** BEGIN DATA SUPPLIED **
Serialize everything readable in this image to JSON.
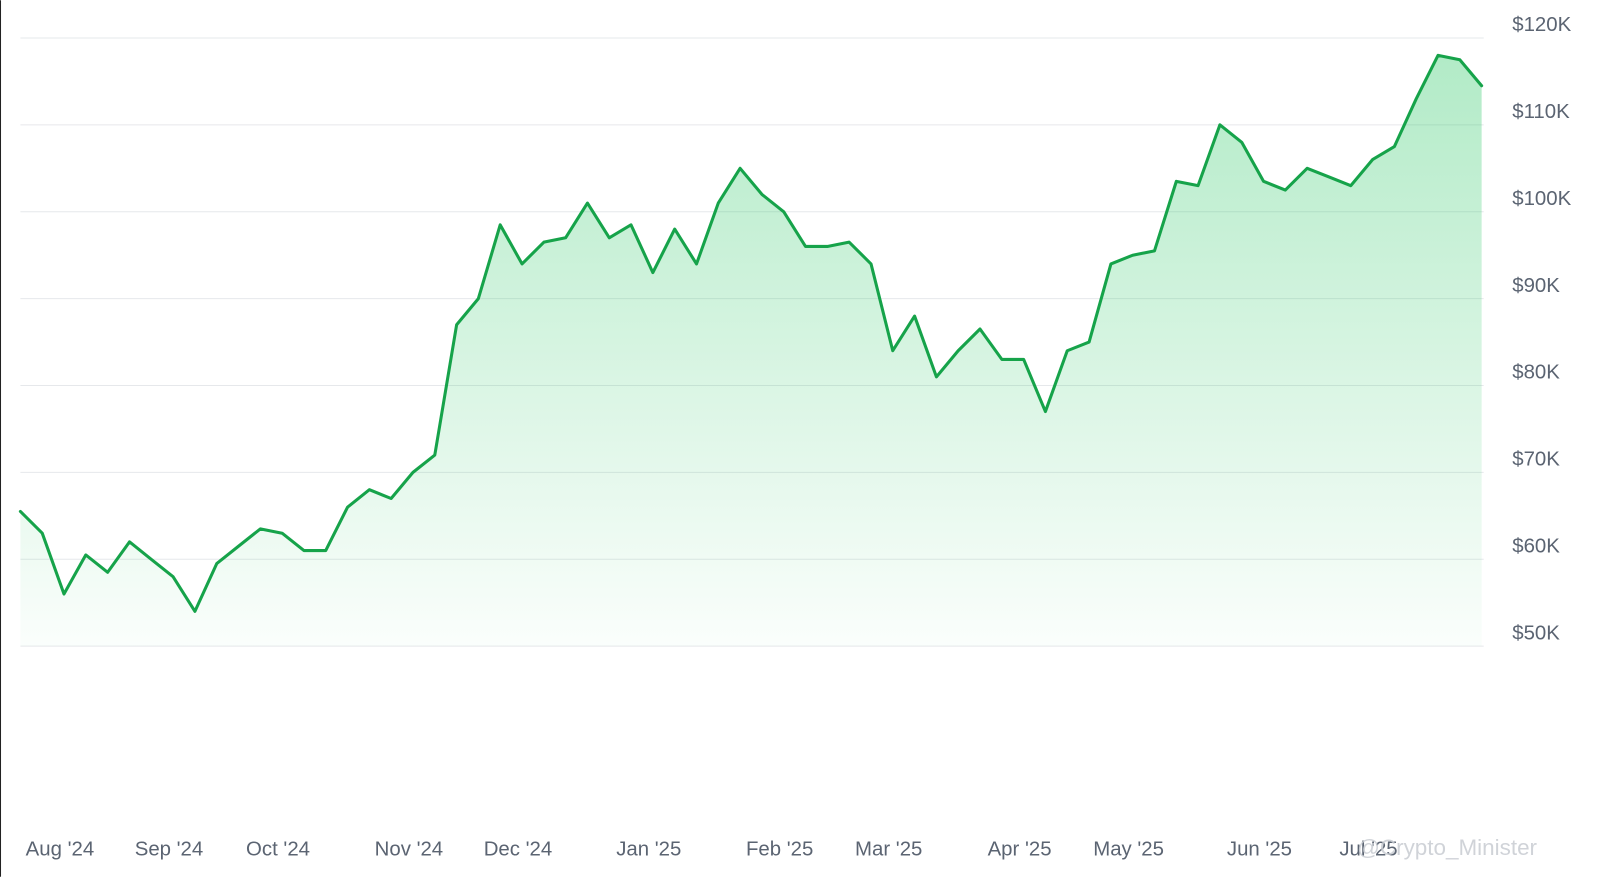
{
  "chart_data": {
    "type": "line",
    "categories": [
      null,
      null,
      "Aug '24",
      null,
      null,
      null,
      null,
      "Sep '24",
      null,
      null,
      null,
      null,
      "Oct '24",
      null,
      null,
      null,
      null,
      null,
      "Nov '24",
      null,
      null,
      null,
      null,
      "Dec '24",
      null,
      null,
      null,
      null,
      null,
      "Jan '25",
      null,
      null,
      null,
      null,
      null,
      "Feb '25",
      null,
      null,
      null,
      null,
      "Mar '25",
      null,
      null,
      null,
      null,
      null,
      "Apr '25",
      null,
      null,
      null,
      null,
      "May '25",
      null,
      null,
      null,
      null,
      null,
      "Jun '25",
      null,
      null,
      null,
      null,
      "Jul '25",
      null,
      null,
      null,
      null,
      null
    ],
    "series": [
      {
        "color": "#16a34a",
        "values": [
          65500,
          63000,
          56000,
          60500,
          58500,
          62000,
          60000,
          58000,
          54000,
          59500,
          61500,
          63500,
          63000,
          61000,
          61000,
          66000,
          68000,
          67000,
          70000,
          72000,
          87000,
          90000,
          98500,
          94000,
          96500,
          97000,
          101000,
          97000,
          98500,
          93000,
          98000,
          94000,
          101000,
          105000,
          102000,
          100000,
          96000,
          96000,
          96500,
          94000,
          84000,
          88000,
          81000,
          84000,
          86500,
          83000,
          83000,
          77000,
          84000,
          85000,
          94000,
          95000,
          95500,
          103500,
          103000,
          110000,
          108000,
          103500,
          102500,
          105000,
          104000,
          103000,
          106000,
          107500,
          113000,
          118000,
          117500,
          114500
        ]
      }
    ],
    "ylim": [
      50000,
      120000
    ],
    "yticks": [
      {
        "value": 50000,
        "label": "$50K"
      },
      {
        "value": 60000,
        "label": "$60K"
      },
      {
        "value": 70000,
        "label": "$70K"
      },
      {
        "value": 80000,
        "label": "$80K"
      },
      {
        "value": 90000,
        "label": "$90K"
      },
      {
        "value": 100000,
        "label": "$100K"
      },
      {
        "value": 110000,
        "label": "$110K"
      },
      {
        "value": 120000,
        "label": "$120K"
      }
    ],
    "grid": true,
    "watermark": "@Crypto_Minister"
  }
}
** END DATA SUPPLIED **
**TASK DIRECTIONS:** Without the pictures, retype the whole of the material above exactly.

**EXERCISE RESULT:**
Serialize everything readable in this image to JSON.
{
  "chart_data": {
    "type": "line",
    "categories": [
      null,
      null,
      "Aug '24",
      null,
      null,
      null,
      null,
      "Sep '24",
      null,
      null,
      null,
      null,
      "Oct '24",
      null,
      null,
      null,
      null,
      null,
      "Nov '24",
      null,
      null,
      null,
      null,
      "Dec '24",
      null,
      null,
      null,
      null,
      null,
      "Jan '25",
      null,
      null,
      null,
      null,
      null,
      "Feb '25",
      null,
      null,
      null,
      null,
      "Mar '25",
      null,
      null,
      null,
      null,
      null,
      "Apr '25",
      null,
      null,
      null,
      null,
      "May '25",
      null,
      null,
      null,
      null,
      null,
      "Jun '25",
      null,
      null,
      null,
      null,
      "Jul '25",
      null,
      null,
      null,
      null,
      null
    ],
    "series": [
      {
        "color": "#16a34a",
        "values": [
          65500,
          63000,
          56000,
          60500,
          58500,
          62000,
          60000,
          58000,
          54000,
          59500,
          61500,
          63500,
          63000,
          61000,
          61000,
          66000,
          68000,
          67000,
          70000,
          72000,
          87000,
          90000,
          98500,
          94000,
          96500,
          97000,
          101000,
          97000,
          98500,
          93000,
          98000,
          94000,
          101000,
          105000,
          102000,
          100000,
          96000,
          96000,
          96500,
          94000,
          84000,
          88000,
          81000,
          84000,
          86500,
          83000,
          83000,
          77000,
          84000,
          85000,
          94000,
          95000,
          95500,
          103500,
          103000,
          110000,
          108000,
          103500,
          102500,
          105000,
          104000,
          103000,
          106000,
          107500,
          113000,
          118000,
          117500,
          114500
        ]
      }
    ],
    "ylim": [
      50000,
      120000
    ],
    "yticks": [
      {
        "value": 50000,
        "label": "$50K"
      },
      {
        "value": 60000,
        "label": "$60K"
      },
      {
        "value": 70000,
        "label": "$70K"
      },
      {
        "value": 80000,
        "label": "$80K"
      },
      {
        "value": 90000,
        "label": "$90K"
      },
      {
        "value": 100000,
        "label": "$100K"
      },
      {
        "value": 110000,
        "label": "$110K"
      },
      {
        "value": 120000,
        "label": "$120K"
      }
    ],
    "grid": true,
    "watermark": "@Crypto_Minister"
  }
}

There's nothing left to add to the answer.